■ **Task details**:
Once you have read the entries below, repeat all of them exactly.

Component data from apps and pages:
____________________

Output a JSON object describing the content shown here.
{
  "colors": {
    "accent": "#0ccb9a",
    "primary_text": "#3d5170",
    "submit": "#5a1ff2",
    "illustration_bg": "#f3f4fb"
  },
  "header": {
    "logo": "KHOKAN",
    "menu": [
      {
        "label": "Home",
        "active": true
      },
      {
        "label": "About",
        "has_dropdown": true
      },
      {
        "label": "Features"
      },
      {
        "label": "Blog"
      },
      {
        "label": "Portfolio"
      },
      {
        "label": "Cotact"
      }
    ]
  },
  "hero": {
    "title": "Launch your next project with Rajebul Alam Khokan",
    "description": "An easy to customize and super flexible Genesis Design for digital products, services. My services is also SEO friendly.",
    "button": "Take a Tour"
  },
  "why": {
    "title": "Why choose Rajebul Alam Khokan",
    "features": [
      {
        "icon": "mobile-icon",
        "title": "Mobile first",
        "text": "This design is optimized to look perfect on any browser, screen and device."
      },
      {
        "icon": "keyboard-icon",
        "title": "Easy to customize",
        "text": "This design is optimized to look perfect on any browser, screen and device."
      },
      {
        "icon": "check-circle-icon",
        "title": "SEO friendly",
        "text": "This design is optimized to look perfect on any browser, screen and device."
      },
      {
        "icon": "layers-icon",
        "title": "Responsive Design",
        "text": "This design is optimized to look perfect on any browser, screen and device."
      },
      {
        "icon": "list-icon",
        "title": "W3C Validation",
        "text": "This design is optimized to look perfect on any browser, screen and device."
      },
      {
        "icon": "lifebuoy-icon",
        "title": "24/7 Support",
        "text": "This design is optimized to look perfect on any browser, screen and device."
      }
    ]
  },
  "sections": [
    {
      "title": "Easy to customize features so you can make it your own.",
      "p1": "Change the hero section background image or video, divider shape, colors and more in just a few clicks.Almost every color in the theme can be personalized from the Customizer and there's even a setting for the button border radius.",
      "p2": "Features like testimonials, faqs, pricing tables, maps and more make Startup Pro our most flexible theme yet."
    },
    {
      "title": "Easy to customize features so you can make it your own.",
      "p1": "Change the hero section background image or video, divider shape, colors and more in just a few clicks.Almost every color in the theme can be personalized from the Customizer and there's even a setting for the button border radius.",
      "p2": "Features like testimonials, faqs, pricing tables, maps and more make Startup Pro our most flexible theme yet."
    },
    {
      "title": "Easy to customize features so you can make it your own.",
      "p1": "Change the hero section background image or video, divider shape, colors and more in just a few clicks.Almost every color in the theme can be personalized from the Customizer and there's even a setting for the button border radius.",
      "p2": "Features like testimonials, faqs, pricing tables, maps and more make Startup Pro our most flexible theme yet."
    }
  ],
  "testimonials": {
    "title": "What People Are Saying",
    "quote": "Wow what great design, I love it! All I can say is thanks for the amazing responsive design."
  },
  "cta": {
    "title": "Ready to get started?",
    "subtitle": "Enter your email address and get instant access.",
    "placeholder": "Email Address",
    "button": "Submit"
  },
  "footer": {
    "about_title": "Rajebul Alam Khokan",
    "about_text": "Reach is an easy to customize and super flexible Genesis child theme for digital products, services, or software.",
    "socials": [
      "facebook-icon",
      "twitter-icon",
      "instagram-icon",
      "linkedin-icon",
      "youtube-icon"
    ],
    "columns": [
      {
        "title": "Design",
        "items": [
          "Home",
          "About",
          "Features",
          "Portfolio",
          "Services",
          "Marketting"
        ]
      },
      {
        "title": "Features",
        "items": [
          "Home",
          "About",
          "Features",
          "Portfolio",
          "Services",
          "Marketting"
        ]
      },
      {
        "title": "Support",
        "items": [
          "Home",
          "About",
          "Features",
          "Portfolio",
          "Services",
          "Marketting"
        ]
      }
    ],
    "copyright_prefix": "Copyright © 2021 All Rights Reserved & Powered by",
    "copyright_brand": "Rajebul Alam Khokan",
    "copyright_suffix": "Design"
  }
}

____________________

■ **Exercise output**:
Output a JSON object describing the content shown here.
{
  "colors": {
    "accent": "#0ccb9a",
    "primary_text": "#3d5170",
    "submit": "#5a1ff2",
    "illustration_bg": "#f3f4fb"
  },
  "header": {
    "logo": "KHOKAN",
    "menu": [
      {
        "label": "Home",
        "active": true
      },
      {
        "label": "About",
        "has_dropdown": true
      },
      {
        "label": "Features"
      },
      {
        "label": "Blog"
      },
      {
        "label": "Portfolio"
      },
      {
        "label": "Cotact"
      }
    ]
  },
  "hero": {
    "title": "Launch your next project with Rajebul Alam Khokan",
    "description": "An easy to customize and super flexible Genesis Design for digital products, services. My services is also SEO friendly.",
    "button": "Take a Tour"
  },
  "why": {
    "title": "Why choose Rajebul Alam Khokan",
    "features": [
      {
        "icon": "mobile-icon",
        "title": "Mobile first",
        "text": "This design is optimized to look perfect on any browser, screen and device."
      },
      {
        "icon": "keyboard-icon",
        "title": "Easy to customize",
        "text": "This design is optimized to look perfect on any browser, screen and device."
      },
      {
        "icon": "check-circle-icon",
        "title": "SEO friendly",
        "text": "This design is optimized to look perfect on any browser, screen and device."
      },
      {
        "icon": "layers-icon",
        "title": "Responsive Design",
        "text": "This design is optimized to look perfect on any browser, screen and device."
      },
      {
        "icon": "list-icon",
        "title": "W3C Validation",
        "text": "This design is optimized to look perfect on any browser, screen and device."
      },
      {
        "icon": "lifebuoy-icon",
        "title": "24/7 Support",
        "text": "This design is optimized to look perfect on any browser, screen and device."
      }
    ]
  },
  "sections": [
    {
      "title": "Easy to customize features so you can make it your own.",
      "p1": "Change the hero section background image or video, divider shape, colors and more in just a few clicks.Almost every color in the theme can be personalized from the Customizer and there's even a setting for the button border radius.",
      "p2": "Features like testimonials, faqs, pricing tables, maps and more make Startup Pro our most flexible theme yet."
    },
    {
      "title": "Easy to customize features so you can make it your own.",
      "p1": "Change the hero section background image or video, divider shape, colors and more in just a few clicks.Almost every color in the theme can be personalized from the Customizer and there's even a setting for the button border radius.",
      "p2": "Features like testimonials, faqs, pricing tables, maps and more make Startup Pro our most flexible theme yet."
    },
    {
      "title": "Easy to customize features so you can make it your own.",
      "p1": "Change the hero section background image or video, divider shape, colors and more in just a few clicks.Almost every color in the theme can be personalized from the Customizer and there's even a setting for the button border radius.",
      "p2": "Features like testimonials, faqs, pricing tables, maps and more make Startup Pro our most flexible theme yet."
    }
  ],
  "testimonials": {
    "title": "What People Are Saying",
    "quote": "Wow what great design, I love it! All I can say is thanks for the amazing responsive design."
  },
  "cta": {
    "title": "Ready to get started?",
    "subtitle": "Enter your email address and get instant access.",
    "placeholder": "Email Address",
    "button": "Submit"
  },
  "footer": {
    "about_title": "Rajebul Alam Khokan",
    "about_text": "Reach is an easy to customize and super flexible Genesis child theme for digital products, services, or software.",
    "socials": [
      "facebook-icon",
      "twitter-icon",
      "instagram-icon",
      "linkedin-icon",
      "youtube-icon"
    ],
    "columns": [
      {
        "title": "Design",
        "items": [
          "Home",
          "About",
          "Features",
          "Portfolio",
          "Services",
          "Marketting"
        ]
      },
      {
        "title": "Features",
        "items": [
          "Home",
          "About",
          "Features",
          "Portfolio",
          "Services",
          "Marketting"
        ]
      },
      {
        "title": "Support",
        "items": [
          "Home",
          "About",
          "Features",
          "Portfolio",
          "Services",
          "Marketting"
        ]
      }
    ],
    "copyright_prefix": "Copyright © 2021 All Rights Reserved & Powered by",
    "copyright_brand": "Rajebul Alam Khokan",
    "copyright_suffix": "Design"
  }
}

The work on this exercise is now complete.